§ **INSTRUCTION**
Your answer should be a single number: the count of lines that include "will".

§ **EXERCISE MATERIALS**
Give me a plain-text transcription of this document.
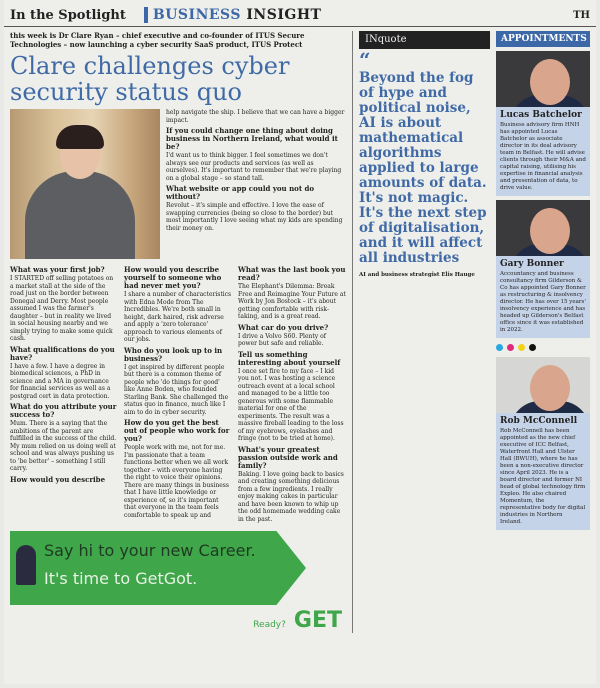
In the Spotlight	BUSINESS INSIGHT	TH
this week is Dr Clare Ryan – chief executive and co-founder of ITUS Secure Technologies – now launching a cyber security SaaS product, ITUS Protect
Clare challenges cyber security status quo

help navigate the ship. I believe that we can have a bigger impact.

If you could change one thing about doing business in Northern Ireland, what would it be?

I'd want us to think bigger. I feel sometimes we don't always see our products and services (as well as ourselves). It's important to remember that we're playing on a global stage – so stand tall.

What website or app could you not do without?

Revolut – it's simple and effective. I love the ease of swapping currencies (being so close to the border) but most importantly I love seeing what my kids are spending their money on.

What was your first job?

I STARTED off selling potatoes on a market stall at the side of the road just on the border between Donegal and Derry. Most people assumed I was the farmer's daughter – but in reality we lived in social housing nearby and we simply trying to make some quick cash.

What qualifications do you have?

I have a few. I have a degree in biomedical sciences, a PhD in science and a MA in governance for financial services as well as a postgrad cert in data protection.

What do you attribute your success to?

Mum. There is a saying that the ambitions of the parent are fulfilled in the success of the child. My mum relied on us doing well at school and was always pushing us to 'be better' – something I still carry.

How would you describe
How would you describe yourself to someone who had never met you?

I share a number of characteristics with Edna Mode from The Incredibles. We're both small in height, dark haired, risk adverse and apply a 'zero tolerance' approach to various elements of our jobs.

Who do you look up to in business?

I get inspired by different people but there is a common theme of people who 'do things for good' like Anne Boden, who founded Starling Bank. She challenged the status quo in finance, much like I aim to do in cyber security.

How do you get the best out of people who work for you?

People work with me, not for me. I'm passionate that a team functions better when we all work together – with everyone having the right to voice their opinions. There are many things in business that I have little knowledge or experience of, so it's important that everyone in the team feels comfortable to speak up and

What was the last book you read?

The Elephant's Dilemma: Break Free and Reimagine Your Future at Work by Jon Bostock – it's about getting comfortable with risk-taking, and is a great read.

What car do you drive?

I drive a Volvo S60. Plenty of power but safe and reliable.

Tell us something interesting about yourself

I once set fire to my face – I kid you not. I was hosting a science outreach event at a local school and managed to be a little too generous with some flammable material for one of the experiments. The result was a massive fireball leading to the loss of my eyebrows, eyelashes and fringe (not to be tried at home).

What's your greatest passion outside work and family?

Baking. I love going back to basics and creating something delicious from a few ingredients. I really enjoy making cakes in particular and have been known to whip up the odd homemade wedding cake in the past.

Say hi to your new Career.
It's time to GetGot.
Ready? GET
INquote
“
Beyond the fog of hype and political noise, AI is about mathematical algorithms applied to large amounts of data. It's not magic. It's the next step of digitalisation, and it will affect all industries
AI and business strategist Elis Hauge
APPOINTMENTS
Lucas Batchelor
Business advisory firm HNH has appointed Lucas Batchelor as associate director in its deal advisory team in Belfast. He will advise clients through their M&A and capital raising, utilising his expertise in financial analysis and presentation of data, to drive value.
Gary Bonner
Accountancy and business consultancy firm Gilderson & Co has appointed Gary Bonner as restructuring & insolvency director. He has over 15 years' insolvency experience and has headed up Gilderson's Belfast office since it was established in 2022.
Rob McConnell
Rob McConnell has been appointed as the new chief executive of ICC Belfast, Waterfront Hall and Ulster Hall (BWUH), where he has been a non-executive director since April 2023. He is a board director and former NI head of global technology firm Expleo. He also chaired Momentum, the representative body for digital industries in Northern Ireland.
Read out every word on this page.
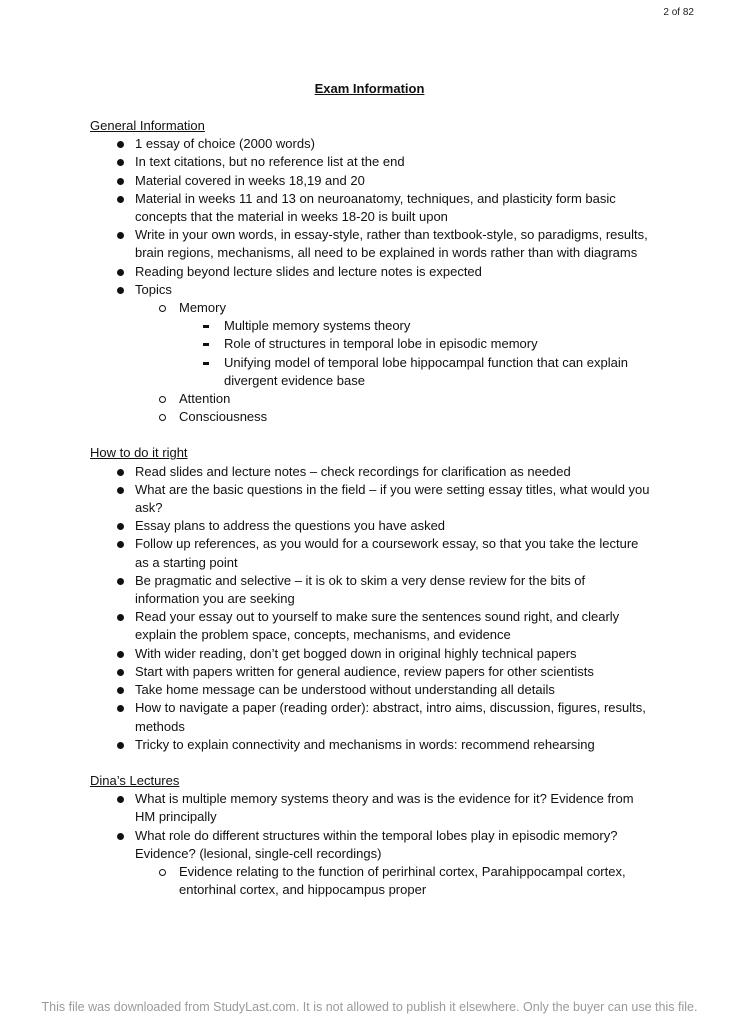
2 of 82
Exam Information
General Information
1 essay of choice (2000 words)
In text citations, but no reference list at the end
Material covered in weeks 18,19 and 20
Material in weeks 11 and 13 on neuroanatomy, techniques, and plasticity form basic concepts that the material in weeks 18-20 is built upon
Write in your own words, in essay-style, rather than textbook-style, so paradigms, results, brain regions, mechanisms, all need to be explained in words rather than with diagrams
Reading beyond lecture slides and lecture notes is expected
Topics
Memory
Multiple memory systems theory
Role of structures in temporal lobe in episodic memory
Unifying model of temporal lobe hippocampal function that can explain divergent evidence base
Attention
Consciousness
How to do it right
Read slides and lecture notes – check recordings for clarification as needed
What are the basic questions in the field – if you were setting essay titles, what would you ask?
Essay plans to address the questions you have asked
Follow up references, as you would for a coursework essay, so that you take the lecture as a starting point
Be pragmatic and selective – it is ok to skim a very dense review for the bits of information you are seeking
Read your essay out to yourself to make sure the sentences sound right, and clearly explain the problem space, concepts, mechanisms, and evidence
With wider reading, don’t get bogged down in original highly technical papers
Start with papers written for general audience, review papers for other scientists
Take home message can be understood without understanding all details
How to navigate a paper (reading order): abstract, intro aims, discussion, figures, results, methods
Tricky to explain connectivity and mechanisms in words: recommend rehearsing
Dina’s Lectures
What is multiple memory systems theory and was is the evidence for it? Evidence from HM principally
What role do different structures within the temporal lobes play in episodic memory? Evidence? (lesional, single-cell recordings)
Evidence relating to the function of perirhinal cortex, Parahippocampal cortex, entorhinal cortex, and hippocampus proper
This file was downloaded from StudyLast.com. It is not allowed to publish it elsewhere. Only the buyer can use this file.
---
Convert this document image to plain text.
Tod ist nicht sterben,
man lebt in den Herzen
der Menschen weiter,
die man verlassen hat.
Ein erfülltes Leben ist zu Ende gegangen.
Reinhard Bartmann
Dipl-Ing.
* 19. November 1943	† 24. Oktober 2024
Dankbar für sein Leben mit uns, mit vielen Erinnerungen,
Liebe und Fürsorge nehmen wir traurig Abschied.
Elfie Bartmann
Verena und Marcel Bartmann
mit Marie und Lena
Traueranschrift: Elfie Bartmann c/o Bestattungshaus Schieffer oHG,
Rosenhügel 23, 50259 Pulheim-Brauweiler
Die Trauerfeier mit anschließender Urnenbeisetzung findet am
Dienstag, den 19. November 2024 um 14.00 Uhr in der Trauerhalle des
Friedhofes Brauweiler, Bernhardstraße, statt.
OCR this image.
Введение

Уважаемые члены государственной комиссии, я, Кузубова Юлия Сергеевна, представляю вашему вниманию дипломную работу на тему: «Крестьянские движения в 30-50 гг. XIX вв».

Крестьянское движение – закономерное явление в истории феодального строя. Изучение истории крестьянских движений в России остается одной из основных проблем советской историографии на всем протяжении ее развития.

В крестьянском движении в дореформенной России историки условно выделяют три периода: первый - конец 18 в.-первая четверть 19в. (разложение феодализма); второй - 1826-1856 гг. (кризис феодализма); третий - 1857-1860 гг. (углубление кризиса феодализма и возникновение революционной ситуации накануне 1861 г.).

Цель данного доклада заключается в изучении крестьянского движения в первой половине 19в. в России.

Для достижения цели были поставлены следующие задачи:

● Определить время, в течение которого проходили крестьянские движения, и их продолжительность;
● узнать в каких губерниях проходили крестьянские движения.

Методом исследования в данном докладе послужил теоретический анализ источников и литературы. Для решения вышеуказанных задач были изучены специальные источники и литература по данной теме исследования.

§ **COMPLETE OUTPUT**
2